Short task: Your task is to repeat the entries word for word while leaving out the pictures.

Records provided:

--*--

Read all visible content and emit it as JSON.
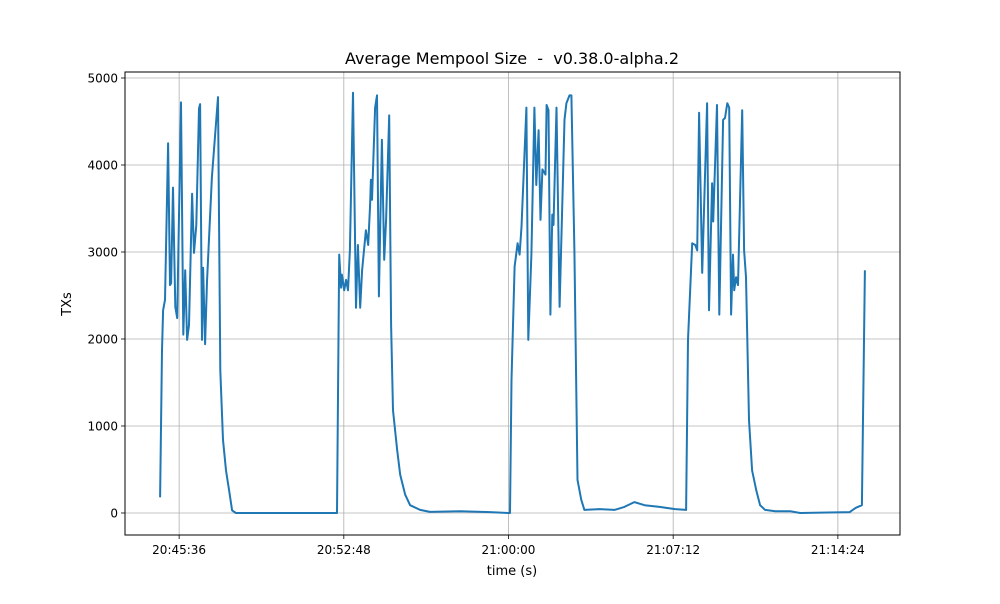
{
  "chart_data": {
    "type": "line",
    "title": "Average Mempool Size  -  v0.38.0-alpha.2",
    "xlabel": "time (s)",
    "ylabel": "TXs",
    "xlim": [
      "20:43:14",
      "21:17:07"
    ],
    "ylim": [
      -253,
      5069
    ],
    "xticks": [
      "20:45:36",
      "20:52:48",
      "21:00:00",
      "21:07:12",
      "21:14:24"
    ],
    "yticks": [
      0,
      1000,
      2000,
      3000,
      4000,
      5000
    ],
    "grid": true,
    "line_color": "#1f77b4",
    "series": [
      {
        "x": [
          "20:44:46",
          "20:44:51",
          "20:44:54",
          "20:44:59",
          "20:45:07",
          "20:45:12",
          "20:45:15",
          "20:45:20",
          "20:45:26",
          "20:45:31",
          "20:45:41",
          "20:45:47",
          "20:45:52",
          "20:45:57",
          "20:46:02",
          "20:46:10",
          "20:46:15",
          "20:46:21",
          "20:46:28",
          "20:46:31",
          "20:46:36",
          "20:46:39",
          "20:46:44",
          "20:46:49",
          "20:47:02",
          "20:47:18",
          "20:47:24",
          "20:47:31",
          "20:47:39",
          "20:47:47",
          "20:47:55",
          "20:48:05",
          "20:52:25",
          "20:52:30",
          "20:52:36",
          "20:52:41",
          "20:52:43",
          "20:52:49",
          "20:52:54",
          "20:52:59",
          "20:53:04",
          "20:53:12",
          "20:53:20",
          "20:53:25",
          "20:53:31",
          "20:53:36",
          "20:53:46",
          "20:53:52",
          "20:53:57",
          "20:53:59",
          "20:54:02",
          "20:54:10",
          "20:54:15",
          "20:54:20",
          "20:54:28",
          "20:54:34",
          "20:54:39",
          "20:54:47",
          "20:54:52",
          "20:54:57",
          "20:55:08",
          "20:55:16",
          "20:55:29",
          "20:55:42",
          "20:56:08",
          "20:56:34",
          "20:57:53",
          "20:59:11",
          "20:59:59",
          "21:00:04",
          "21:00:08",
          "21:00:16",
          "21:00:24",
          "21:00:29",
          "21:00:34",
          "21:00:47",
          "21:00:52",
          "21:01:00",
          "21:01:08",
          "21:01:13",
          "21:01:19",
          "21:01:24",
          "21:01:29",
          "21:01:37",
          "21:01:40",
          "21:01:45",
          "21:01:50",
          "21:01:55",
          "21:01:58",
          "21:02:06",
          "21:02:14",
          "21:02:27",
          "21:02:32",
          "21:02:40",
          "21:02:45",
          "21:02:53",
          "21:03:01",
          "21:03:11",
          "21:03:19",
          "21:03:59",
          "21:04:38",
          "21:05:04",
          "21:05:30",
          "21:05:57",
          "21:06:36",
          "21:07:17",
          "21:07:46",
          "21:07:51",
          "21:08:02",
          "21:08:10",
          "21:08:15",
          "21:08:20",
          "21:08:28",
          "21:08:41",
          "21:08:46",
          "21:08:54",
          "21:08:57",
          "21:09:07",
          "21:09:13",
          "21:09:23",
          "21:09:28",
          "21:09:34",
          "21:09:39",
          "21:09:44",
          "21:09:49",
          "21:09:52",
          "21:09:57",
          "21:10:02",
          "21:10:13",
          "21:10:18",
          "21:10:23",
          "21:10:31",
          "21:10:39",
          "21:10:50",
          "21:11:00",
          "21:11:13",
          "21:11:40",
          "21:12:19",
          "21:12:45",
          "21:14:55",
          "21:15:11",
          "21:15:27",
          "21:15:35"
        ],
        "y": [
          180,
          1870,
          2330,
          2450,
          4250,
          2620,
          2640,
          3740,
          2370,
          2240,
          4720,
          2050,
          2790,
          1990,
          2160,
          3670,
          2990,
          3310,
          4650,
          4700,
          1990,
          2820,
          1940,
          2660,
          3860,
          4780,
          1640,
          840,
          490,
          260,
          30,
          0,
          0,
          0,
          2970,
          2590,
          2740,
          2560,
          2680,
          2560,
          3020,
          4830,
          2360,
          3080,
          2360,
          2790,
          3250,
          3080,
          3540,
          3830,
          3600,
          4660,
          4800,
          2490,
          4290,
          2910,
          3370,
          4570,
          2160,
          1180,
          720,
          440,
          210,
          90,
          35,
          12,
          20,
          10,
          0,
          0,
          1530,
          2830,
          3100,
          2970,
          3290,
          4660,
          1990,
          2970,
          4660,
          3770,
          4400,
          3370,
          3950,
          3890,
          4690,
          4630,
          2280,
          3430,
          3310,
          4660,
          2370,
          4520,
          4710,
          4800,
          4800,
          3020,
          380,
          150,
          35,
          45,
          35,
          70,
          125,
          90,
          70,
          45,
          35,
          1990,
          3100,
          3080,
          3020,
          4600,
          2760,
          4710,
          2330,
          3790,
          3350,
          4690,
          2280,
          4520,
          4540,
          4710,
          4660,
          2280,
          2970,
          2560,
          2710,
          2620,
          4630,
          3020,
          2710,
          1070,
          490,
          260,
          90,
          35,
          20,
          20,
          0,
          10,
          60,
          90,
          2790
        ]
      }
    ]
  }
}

--*--

Reply to the task:
Read all visible content and emit it as JSON.
{
  "chart_data": {
    "type": "line",
    "title": "Average Mempool Size  -  v0.38.0-alpha.2",
    "xlabel": "time (s)",
    "ylabel": "TXs",
    "xlim": [
      "20:43:14",
      "21:17:07"
    ],
    "ylim": [
      -253,
      5069
    ],
    "xticks": [
      "20:45:36",
      "20:52:48",
      "21:00:00",
      "21:07:12",
      "21:14:24"
    ],
    "yticks": [
      0,
      1000,
      2000,
      3000,
      4000,
      5000
    ],
    "grid": true,
    "line_color": "#1f77b4",
    "series": [
      {
        "x": [
          "20:44:46",
          "20:44:51",
          "20:44:54",
          "20:44:59",
          "20:45:07",
          "20:45:12",
          "20:45:15",
          "20:45:20",
          "20:45:26",
          "20:45:31",
          "20:45:41",
          "20:45:47",
          "20:45:52",
          "20:45:57",
          "20:46:02",
          "20:46:10",
          "20:46:15",
          "20:46:21",
          "20:46:28",
          "20:46:31",
          "20:46:36",
          "20:46:39",
          "20:46:44",
          "20:46:49",
          "20:47:02",
          "20:47:18",
          "20:47:24",
          "20:47:31",
          "20:47:39",
          "20:47:47",
          "20:47:55",
          "20:48:05",
          "20:52:25",
          "20:52:30",
          "20:52:36",
          "20:52:41",
          "20:52:43",
          "20:52:49",
          "20:52:54",
          "20:52:59",
          "20:53:04",
          "20:53:12",
          "20:53:20",
          "20:53:25",
          "20:53:31",
          "20:53:36",
          "20:53:46",
          "20:53:52",
          "20:53:57",
          "20:53:59",
          "20:54:02",
          "20:54:10",
          "20:54:15",
          "20:54:20",
          "20:54:28",
          "20:54:34",
          "20:54:39",
          "20:54:47",
          "20:54:52",
          "20:54:57",
          "20:55:08",
          "20:55:16",
          "20:55:29",
          "20:55:42",
          "20:56:08",
          "20:56:34",
          "20:57:53",
          "20:59:11",
          "20:59:59",
          "21:00:04",
          "21:00:08",
          "21:00:16",
          "21:00:24",
          "21:00:29",
          "21:00:34",
          "21:00:47",
          "21:00:52",
          "21:01:00",
          "21:01:08",
          "21:01:13",
          "21:01:19",
          "21:01:24",
          "21:01:29",
          "21:01:37",
          "21:01:40",
          "21:01:45",
          "21:01:50",
          "21:01:55",
          "21:01:58",
          "21:02:06",
          "21:02:14",
          "21:02:27",
          "21:02:32",
          "21:02:40",
          "21:02:45",
          "21:02:53",
          "21:03:01",
          "21:03:11",
          "21:03:19",
          "21:03:59",
          "21:04:38",
          "21:05:04",
          "21:05:30",
          "21:05:57",
          "21:06:36",
          "21:07:17",
          "21:07:46",
          "21:07:51",
          "21:08:02",
          "21:08:10",
          "21:08:15",
          "21:08:20",
          "21:08:28",
          "21:08:41",
          "21:08:46",
          "21:08:54",
          "21:08:57",
          "21:09:07",
          "21:09:13",
          "21:09:23",
          "21:09:28",
          "21:09:34",
          "21:09:39",
          "21:09:44",
          "21:09:49",
          "21:09:52",
          "21:09:57",
          "21:10:02",
          "21:10:13",
          "21:10:18",
          "21:10:23",
          "21:10:31",
          "21:10:39",
          "21:10:50",
          "21:11:00",
          "21:11:13",
          "21:11:40",
          "21:12:19",
          "21:12:45",
          "21:14:55",
          "21:15:11",
          "21:15:27",
          "21:15:35"
        ],
        "y": [
          180,
          1870,
          2330,
          2450,
          4250,
          2620,
          2640,
          3740,
          2370,
          2240,
          4720,
          2050,
          2790,
          1990,
          2160,
          3670,
          2990,
          3310,
          4650,
          4700,
          1990,
          2820,
          1940,
          2660,
          3860,
          4780,
          1640,
          840,
          490,
          260,
          30,
          0,
          0,
          0,
          2970,
          2590,
          2740,
          2560,
          2680,
          2560,
          3020,
          4830,
          2360,
          3080,
          2360,
          2790,
          3250,
          3080,
          3540,
          3830,
          3600,
          4660,
          4800,
          2490,
          4290,
          2910,
          3370,
          4570,
          2160,
          1180,
          720,
          440,
          210,
          90,
          35,
          12,
          20,
          10,
          0,
          0,
          1530,
          2830,
          3100,
          2970,
          3290,
          4660,
          1990,
          2970,
          4660,
          3770,
          4400,
          3370,
          3950,
          3890,
          4690,
          4630,
          2280,
          3430,
          3310,
          4660,
          2370,
          4520,
          4710,
          4800,
          4800,
          3020,
          380,
          150,
          35,
          45,
          35,
          70,
          125,
          90,
          70,
          45,
          35,
          1990,
          3100,
          3080,
          3020,
          4600,
          2760,
          4710,
          2330,
          3790,
          3350,
          4690,
          2280,
          4520,
          4540,
          4710,
          4660,
          2280,
          2970,
          2560,
          2710,
          2620,
          4630,
          3020,
          2710,
          1070,
          490,
          260,
          90,
          35,
          20,
          20,
          0,
          10,
          60,
          90,
          2790
        ]
      }
    ]
  }
}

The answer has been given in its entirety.